Work to be completed. Please transcribe the records precisely; pictures stay out of your copy.
= = = = = = =
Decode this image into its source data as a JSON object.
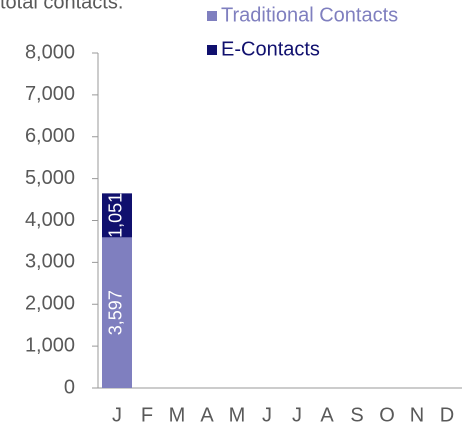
{
  "chart_data": {
    "type": "stacked_bar",
    "title": "total contacts.",
    "categories": [
      "J",
      "F",
      "M",
      "A",
      "M",
      "J",
      "J",
      "A",
      "S",
      "O",
      "N",
      "D"
    ],
    "series": [
      {
        "name": "Traditional Contacts",
        "color": "#7f7fbf",
        "values": [
          3597,
          null,
          null,
          null,
          null,
          null,
          null,
          null,
          null,
          null,
          null,
          null
        ],
        "value_labels": [
          "3,597",
          null,
          null,
          null,
          null,
          null,
          null,
          null,
          null,
          null,
          null,
          null
        ]
      },
      {
        "name": "E-Contacts",
        "color": "#10106e",
        "values": [
          1051,
          null,
          null,
          null,
          null,
          null,
          null,
          null,
          null,
          null,
          null,
          null
        ],
        "value_labels": [
          "1,051",
          null,
          null,
          null,
          null,
          null,
          null,
          null,
          null,
          null,
          null,
          null
        ]
      }
    ],
    "ylim": [
      0,
      8000
    ],
    "yticks": [
      0,
      {
        "value": 1000,
        "label": "1,000"
      },
      {
        "value": 2000,
        "label": "2,000"
      },
      {
        "value": 3000,
        "label": "3,000"
      },
      {
        "value": 4000,
        "label": "4,000"
      },
      {
        "value": 5000,
        "label": "5,000"
      },
      {
        "value": 6000,
        "label": "6,000"
      },
      {
        "value": 7000,
        "label": "7,000"
      },
      {
        "value": 8000,
        "label": "8,000"
      }
    ],
    "legend": "top-right",
    "grid": false
  }
}
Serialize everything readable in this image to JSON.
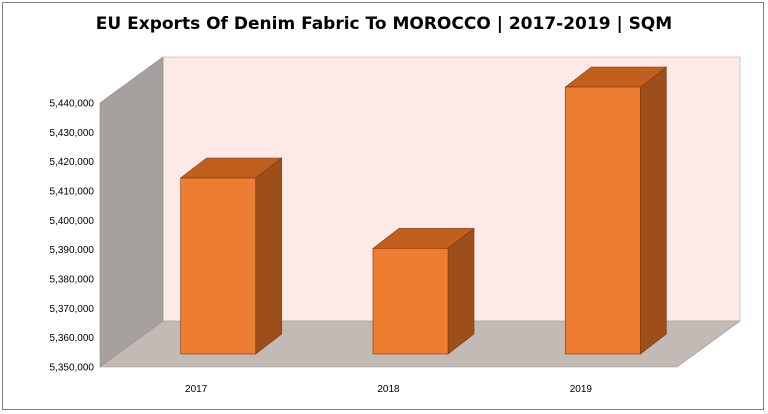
{
  "chart_data": {
    "type": "bar",
    "title": "EU Exports Of Denim Fabric To MOROCCO | 2017-2019 | SQM",
    "categories": [
      "2017",
      "2018",
      "2019"
    ],
    "values": [
      5410000,
      5386000,
      5441000
    ],
    "xlabel": "",
    "ylabel": "",
    "ylim": [
      5350000,
      5440000
    ],
    "yticks": [
      "5,350,000",
      "5,360,000",
      "5,370,000",
      "5,380,000",
      "5,390,000",
      "5,400,000",
      "5,410,000",
      "5,420,000",
      "5,430,000",
      "5,440,000"
    ],
    "grid": false,
    "legend": "none",
    "bar_color": "#ed7d31",
    "back_wall_color": "#fde9e7",
    "side_wall_color": "#a6a19f",
    "floor_color": "#c3b9b5"
  }
}
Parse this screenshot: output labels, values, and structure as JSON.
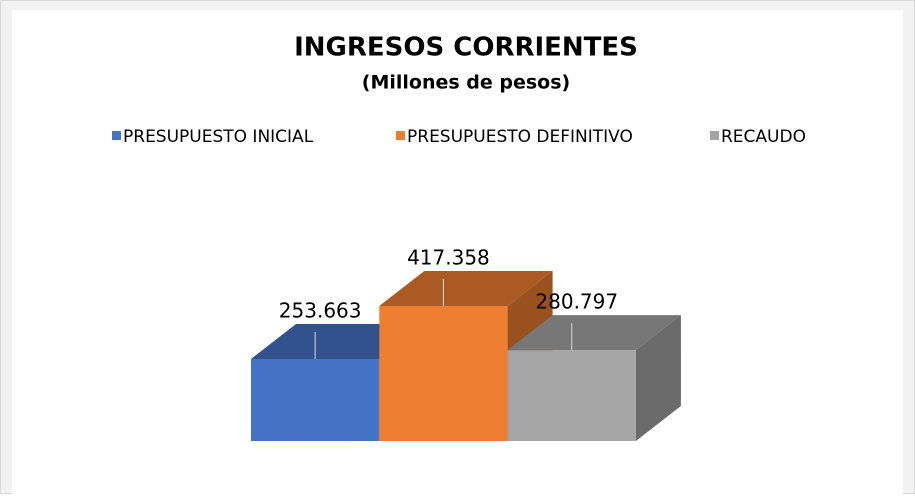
{
  "chart_data": {
    "type": "bar3d",
    "title": "INGRESOS CORRIENTES",
    "subtitle": "(Millones de pesos)",
    "categories": [
      null
    ],
    "series": [
      {
        "name": "PRESUPUESTO INICIAL",
        "color": "#4472c4",
        "values": [
          253663
        ],
        "value_labels": [
          "253.663"
        ]
      },
      {
        "name": "PRESUPUESTO DEFINITIVO",
        "color": "#ed7d31",
        "values": [
          417358
        ],
        "value_labels": [
          "417.358"
        ]
      },
      {
        "name": "RECAUDO",
        "color": "#a5a5a5",
        "values": [
          280797
        ],
        "value_labels": [
          "280.797"
        ]
      }
    ],
    "legend": "top"
  }
}
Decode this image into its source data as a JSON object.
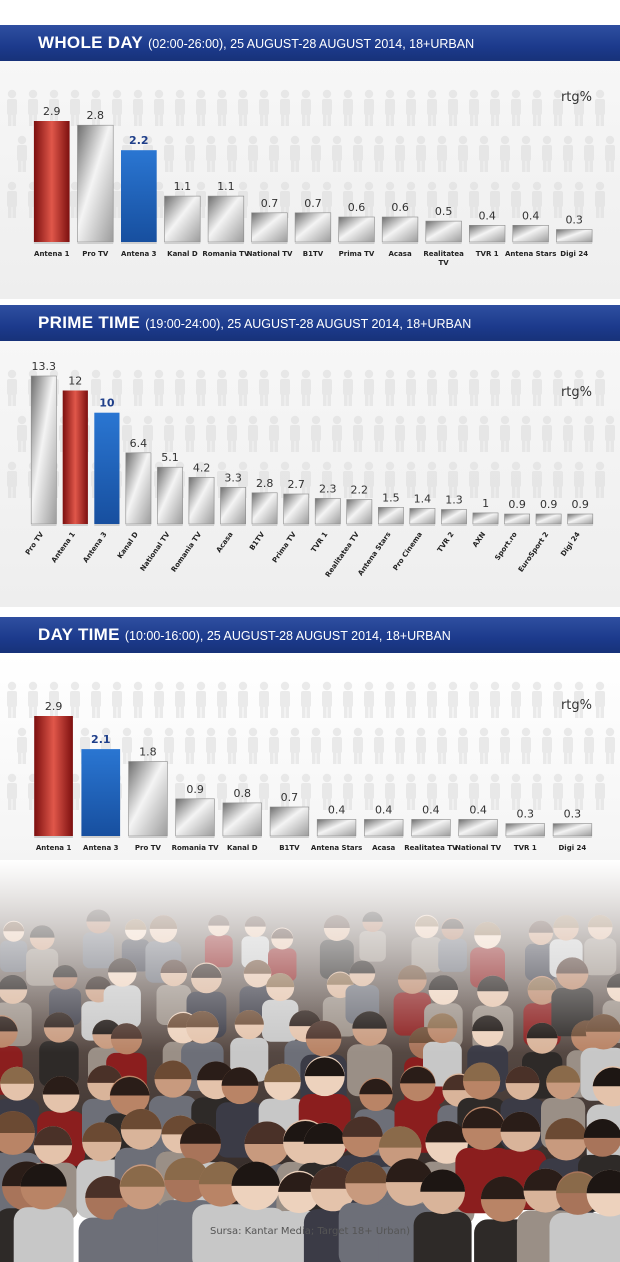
{
  "colors": {
    "antena1": "#b8211d",
    "antena3": "#1f5fb5",
    "other": "#9a9a9a",
    "banner": "#1c3a8c"
  },
  "source": "Sursa: Kantar Media; Target 18+ Urban)",
  "chart_data": [
    {
      "type": "bar",
      "title_main": "WHOLE DAY",
      "title_sub": "(02:00-26:00), 25 AUGUST-28 AUGUST 2014, 18+URBAN",
      "unit_label": "rtg%",
      "categories": [
        "Antena 1",
        "Pro TV",
        "Antena 3",
        "Kanal D",
        "Romania TV",
        "National TV",
        "B1TV",
        "Prima TV",
        "Acasa",
        "Realitatea TV",
        "TVR 1",
        "Antena Stars",
        "Digi 24"
      ],
      "values": [
        2.9,
        2.8,
        2.2,
        1.1,
        1.1,
        0.7,
        0.7,
        0.6,
        0.6,
        0.5,
        0.4,
        0.4,
        0.3
      ],
      "value_labels": [
        "2.9",
        "2.8",
        "2.2",
        "1.1",
        "1.1",
        "0.7",
        "0.7",
        "0.6",
        "0.6",
        "0.5",
        "0.4",
        "0.4",
        "0.3"
      ],
      "highlight": {
        "Antena 1": "antena1",
        "Antena 3": "antena3"
      }
    },
    {
      "type": "bar",
      "title_main": "PRIME TIME",
      "title_sub": "(19:00-24:00), 25 AUGUST-28 AUGUST 2014, 18+URBAN",
      "unit_label": "rtg%",
      "categories": [
        "Pro TV",
        "Antena 1",
        "Antena 3",
        "Kanal D",
        "National TV",
        "Romania TV",
        "Acasa",
        "B1TV",
        "Prima TV",
        "TVR 1",
        "Realitatea TV",
        "Antena Stars",
        "Pro Cinema",
        "TVR 2",
        "AXN",
        "Sport.ro",
        "EuroSport 2",
        "Digi 24"
      ],
      "values": [
        13.3,
        12,
        10,
        6.4,
        5.1,
        4.2,
        3.3,
        2.8,
        2.7,
        2.3,
        2.2,
        1.5,
        1.4,
        1.3,
        1,
        0.9,
        0.9,
        0.9
      ],
      "value_labels": [
        "13.3",
        "12",
        "10",
        "6.4",
        "5.1",
        "4.2",
        "3.3",
        "2.8",
        "2.7",
        "2.3",
        "2.2",
        "1.5",
        "1.4",
        "1.3",
        "1",
        "0.9",
        "0.9",
        "0.9"
      ],
      "highlight": {
        "Antena 1": "antena1",
        "Antena 3": "antena3"
      }
    },
    {
      "type": "bar",
      "title_main": "DAY TIME",
      "title_sub": "(10:00-16:00), 25 AUGUST-28 AUGUST 2014, 18+URBAN",
      "unit_label": "rtg%",
      "categories": [
        "Antena 1",
        "Antena 3",
        "Pro TV",
        "Romania TV",
        "Kanal D",
        "B1TV",
        "Antena Stars",
        "Acasa",
        "Realitatea TV",
        "National TV",
        "TVR 1",
        "Digi 24"
      ],
      "values": [
        2.9,
        2.1,
        1.8,
        0.9,
        0.8,
        0.7,
        0.4,
        0.4,
        0.4,
        0.4,
        0.3,
        0.3
      ],
      "value_labels": [
        "2.9",
        "2.1",
        "1.8",
        "0.9",
        "0.8",
        "0.7",
        "0.4",
        "0.4",
        "0.4",
        "0.4",
        "0.3",
        "0.3"
      ],
      "highlight": {
        "Antena 1": "antena1",
        "Antena 3": "antena3"
      }
    }
  ]
}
= = = = = = =
In response.
Decode this image into its source data as a JSON object.
{
  "chart_data": {
    "type": "stacked_bar",
    "title": "total contacts.",
    "categories": [
      "J",
      "F",
      "M",
      "A",
      "M",
      "J",
      "J",
      "A",
      "S",
      "O",
      "N",
      "D"
    ],
    "series": [
      {
        "name": "Traditional Contacts",
        "color": "#7f7fbf",
        "values": [
          3597,
          null,
          null,
          null,
          null,
          null,
          null,
          null,
          null,
          null,
          null,
          null
        ],
        "value_labels": [
          "3,597",
          null,
          null,
          null,
          null,
          null,
          null,
          null,
          null,
          null,
          null,
          null
        ]
      },
      {
        "name": "E-Contacts",
        "color": "#10106e",
        "values": [
          1051,
          null,
          null,
          null,
          null,
          null,
          null,
          null,
          null,
          null,
          null,
          null
        ],
        "value_labels": [
          "1,051",
          null,
          null,
          null,
          null,
          null,
          null,
          null,
          null,
          null,
          null,
          null
        ]
      }
    ],
    "ylim": [
      0,
      8000
    ],
    "yticks": [
      0,
      {
        "value": 1000,
        "label": "1,000"
      },
      {
        "value": 2000,
        "label": "2,000"
      },
      {
        "value": 3000,
        "label": "3,000"
      },
      {
        "value": 4000,
        "label": "4,000"
      },
      {
        "value": 5000,
        "label": "5,000"
      },
      {
        "value": 6000,
        "label": "6,000"
      },
      {
        "value": 7000,
        "label": "7,000"
      },
      {
        "value": 8000,
        "label": "8,000"
      }
    ],
    "legend": "top-right",
    "grid": false
  }
}
Serialize everything readable in this image to JSON.
{
  "chart_data": {
    "type": "bar",
    "title": "EU Exports Of Denim Fabric To MOROCCO | 2017-2019 | SQM",
    "categories": [
      "2017",
      "2018",
      "2019"
    ],
    "values": [
      5410000,
      5386000,
      5441000
    ],
    "xlabel": "",
    "ylabel": "",
    "ylim": [
      5350000,
      5440000
    ],
    "yticks": [
      "5,350,000",
      "5,360,000",
      "5,370,000",
      "5,380,000",
      "5,390,000",
      "5,400,000",
      "5,410,000",
      "5,420,000",
      "5,430,000",
      "5,440,000"
    ],
    "grid": false,
    "legend": "none",
    "bar_color": "#ed7d31",
    "back_wall_color": "#fde9e7",
    "side_wall_color": "#a6a19f",
    "floor_color": "#c3b9b5"
  }
}
Parse this screenshot: output labels, values, and structure as JSON.
{
  "chart_data": {
    "type": "bar3d",
    "title": "INGRESOS CORRIENTES",
    "subtitle": "(Millones de pesos)",
    "categories": [
      null
    ],
    "series": [
      {
        "name": "PRESUPUESTO INICIAL",
        "color": "#4472c4",
        "values": [
          253663
        ],
        "value_labels": [
          "253.663"
        ]
      },
      {
        "name": "PRESUPUESTO DEFINITIVO",
        "color": "#ed7d31",
        "values": [
          417358
        ],
        "value_labels": [
          "417.358"
        ]
      },
      {
        "name": "RECAUDO",
        "color": "#a5a5a5",
        "values": [
          280797
        ],
        "value_labels": [
          "280.797"
        ]
      }
    ],
    "legend": "top"
  }
}
Decode this image into its source data as a JSON object.
{
  "colors": {
    "antena1": "#b8211d",
    "antena3": "#1f5fb5",
    "other": "#9a9a9a",
    "banner": "#1c3a8c"
  },
  "source": "Sursa: Kantar Media; Target 18+ Urban)",
  "chart_data": [
    {
      "type": "bar",
      "title_main": "WHOLE DAY",
      "title_sub": "(02:00-26:00), 25 AUGUST-28 AUGUST 2014, 18+URBAN",
      "unit_label": "rtg%",
      "categories": [
        "Antena 1",
        "Pro TV",
        "Antena 3",
        "Kanal D",
        "Romania TV",
        "National TV",
        "B1TV",
        "Prima TV",
        "Acasa",
        "Realitatea TV",
        "TVR 1",
        "Antena Stars",
        "Digi 24"
      ],
      "values": [
        2.9,
        2.8,
        2.2,
        1.1,
        1.1,
        0.7,
        0.7,
        0.6,
        0.6,
        0.5,
        0.4,
        0.4,
        0.3
      ],
      "value_labels": [
        "2.9",
        "2.8",
        "2.2",
        "1.1",
        "1.1",
        "0.7",
        "0.7",
        "0.6",
        "0.6",
        "0.5",
        "0.4",
        "0.4",
        "0.3"
      ],
      "highlight": {
        "Antena 1": "antena1",
        "Antena 3": "antena3"
      }
    },
    {
      "type": "bar",
      "title_main": "PRIME TIME",
      "title_sub": "(19:00-24:00), 25 AUGUST-28 AUGUST 2014, 18+URBAN",
      "unit_label": "rtg%",
      "categories": [
        "Pro TV",
        "Antena 1",
        "Antena 3",
        "Kanal D",
        "National TV",
        "Romania TV",
        "Acasa",
        "B1TV",
        "Prima TV",
        "TVR 1",
        "Realitatea TV",
        "Antena Stars",
        "Pro Cinema",
        "TVR 2",
        "AXN",
        "Sport.ro",
        "EuroSport 2",
        "Digi 24"
      ],
      "values": [
        13.3,
        12,
        10,
        6.4,
        5.1,
        4.2,
        3.3,
        2.8,
        2.7,
        2.3,
        2.2,
        1.5,
        1.4,
        1.3,
        1,
        0.9,
        0.9,
        0.9
      ],
      "value_labels": [
        "13.3",
        "12",
        "10",
        "6.4",
        "5.1",
        "4.2",
        "3.3",
        "2.8",
        "2.7",
        "2.3",
        "2.2",
        "1.5",
        "1.4",
        "1.3",
        "1",
        "0.9",
        "0.9",
        "0.9"
      ],
      "highlight": {
        "Antena 1": "antena1",
        "Antena 3": "antena3"
      }
    },
    {
      "type": "bar",
      "title_main": "DAY TIME",
      "title_sub": "(10:00-16:00), 25 AUGUST-28 AUGUST 2014, 18+URBAN",
      "unit_label": "rtg%",
      "categories": [
        "Antena 1",
        "Antena 3",
        "Pro TV",
        "Romania TV",
        "Kanal D",
        "B1TV",
        "Antena Stars",
        "Acasa",
        "Realitatea TV",
        "National TV",
        "TVR 1",
        "Digi 24"
      ],
      "values": [
        2.9,
        2.1,
        1.8,
        0.9,
        0.8,
        0.7,
        0.4,
        0.4,
        0.4,
        0.4,
        0.3,
        0.3
      ],
      "value_labels": [
        "2.9",
        "2.1",
        "1.8",
        "0.9",
        "0.8",
        "0.7",
        "0.4",
        "0.4",
        "0.4",
        "0.4",
        "0.3",
        "0.3"
      ],
      "highlight": {
        "Antena 1": "antena1",
        "Antena 3": "antena3"
      }
    }
  ]
}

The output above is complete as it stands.